-- START Supplied material --

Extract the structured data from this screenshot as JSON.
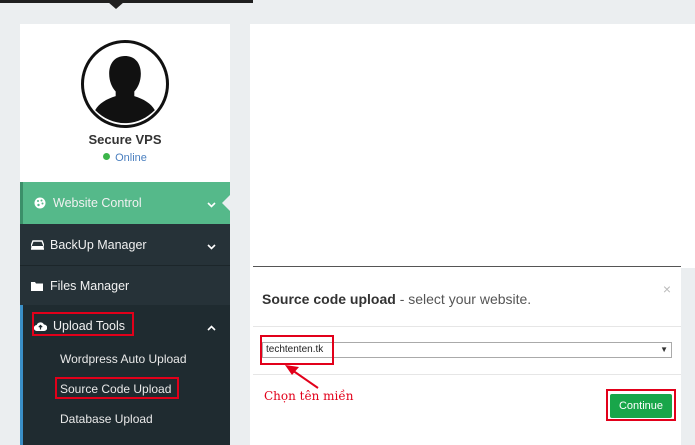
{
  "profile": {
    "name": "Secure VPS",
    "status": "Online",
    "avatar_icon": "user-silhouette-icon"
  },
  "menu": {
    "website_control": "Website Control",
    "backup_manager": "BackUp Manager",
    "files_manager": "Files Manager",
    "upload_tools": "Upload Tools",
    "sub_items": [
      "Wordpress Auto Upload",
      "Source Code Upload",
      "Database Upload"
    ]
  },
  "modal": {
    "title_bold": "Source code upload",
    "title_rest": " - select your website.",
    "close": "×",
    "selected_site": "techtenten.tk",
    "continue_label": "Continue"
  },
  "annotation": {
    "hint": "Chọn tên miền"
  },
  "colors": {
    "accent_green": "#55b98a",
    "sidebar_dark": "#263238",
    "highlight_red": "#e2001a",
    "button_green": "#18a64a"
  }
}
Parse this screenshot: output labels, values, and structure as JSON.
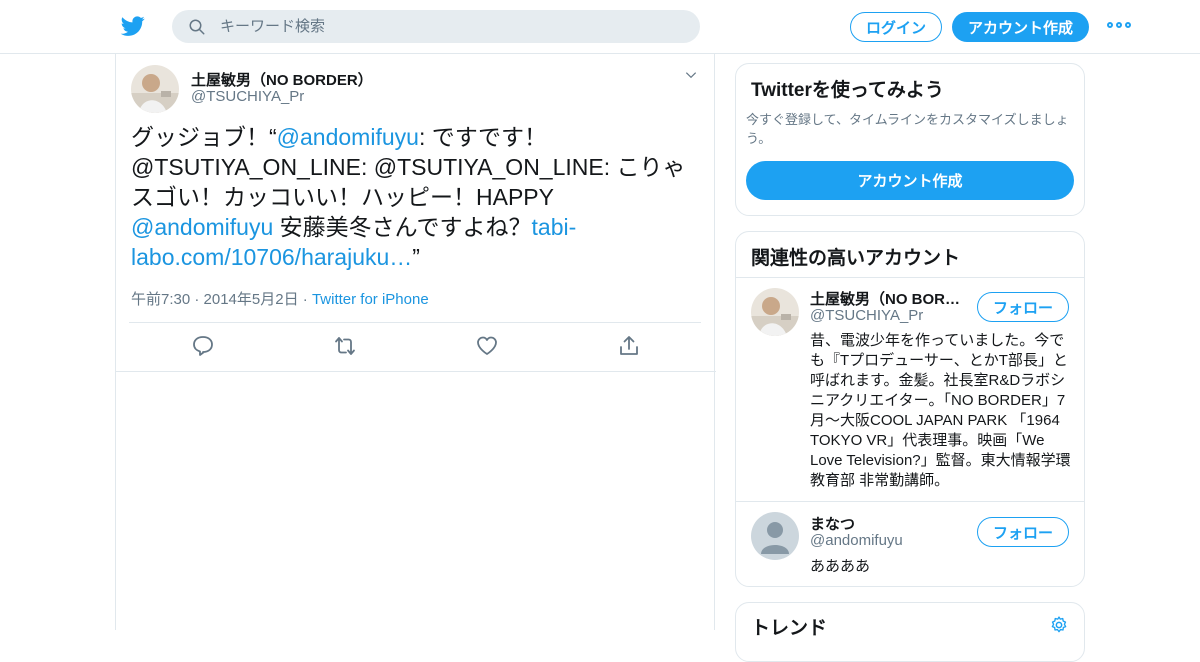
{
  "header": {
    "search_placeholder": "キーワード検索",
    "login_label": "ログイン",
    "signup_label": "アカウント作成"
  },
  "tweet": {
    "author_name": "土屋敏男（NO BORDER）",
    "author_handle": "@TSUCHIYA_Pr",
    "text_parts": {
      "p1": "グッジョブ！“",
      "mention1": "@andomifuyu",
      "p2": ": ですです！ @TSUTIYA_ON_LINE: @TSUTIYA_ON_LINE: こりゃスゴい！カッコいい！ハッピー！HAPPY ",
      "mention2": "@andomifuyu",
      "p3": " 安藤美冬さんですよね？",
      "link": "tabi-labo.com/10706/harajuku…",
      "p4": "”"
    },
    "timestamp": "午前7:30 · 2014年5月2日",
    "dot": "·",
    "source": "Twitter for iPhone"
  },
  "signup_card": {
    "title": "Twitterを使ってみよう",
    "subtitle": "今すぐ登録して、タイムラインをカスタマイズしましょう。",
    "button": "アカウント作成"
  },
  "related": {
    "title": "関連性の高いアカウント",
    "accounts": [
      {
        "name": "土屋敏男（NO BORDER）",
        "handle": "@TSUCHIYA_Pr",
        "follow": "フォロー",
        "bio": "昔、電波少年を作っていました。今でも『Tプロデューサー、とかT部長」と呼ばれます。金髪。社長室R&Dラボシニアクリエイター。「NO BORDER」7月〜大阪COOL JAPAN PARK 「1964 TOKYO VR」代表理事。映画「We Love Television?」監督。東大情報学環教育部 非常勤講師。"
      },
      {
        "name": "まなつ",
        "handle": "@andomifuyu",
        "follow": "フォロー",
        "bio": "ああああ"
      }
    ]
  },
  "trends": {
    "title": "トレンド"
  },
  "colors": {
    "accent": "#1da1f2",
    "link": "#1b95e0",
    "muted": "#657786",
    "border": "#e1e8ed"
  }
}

-- END Supplied material --

### Directive
Find all lines where the word "screenshot" appears. Copy them.

### Result
Extract the structured data from this screenshot as JSON.
Parse this screenshot: output labels, values, and structure as JSON.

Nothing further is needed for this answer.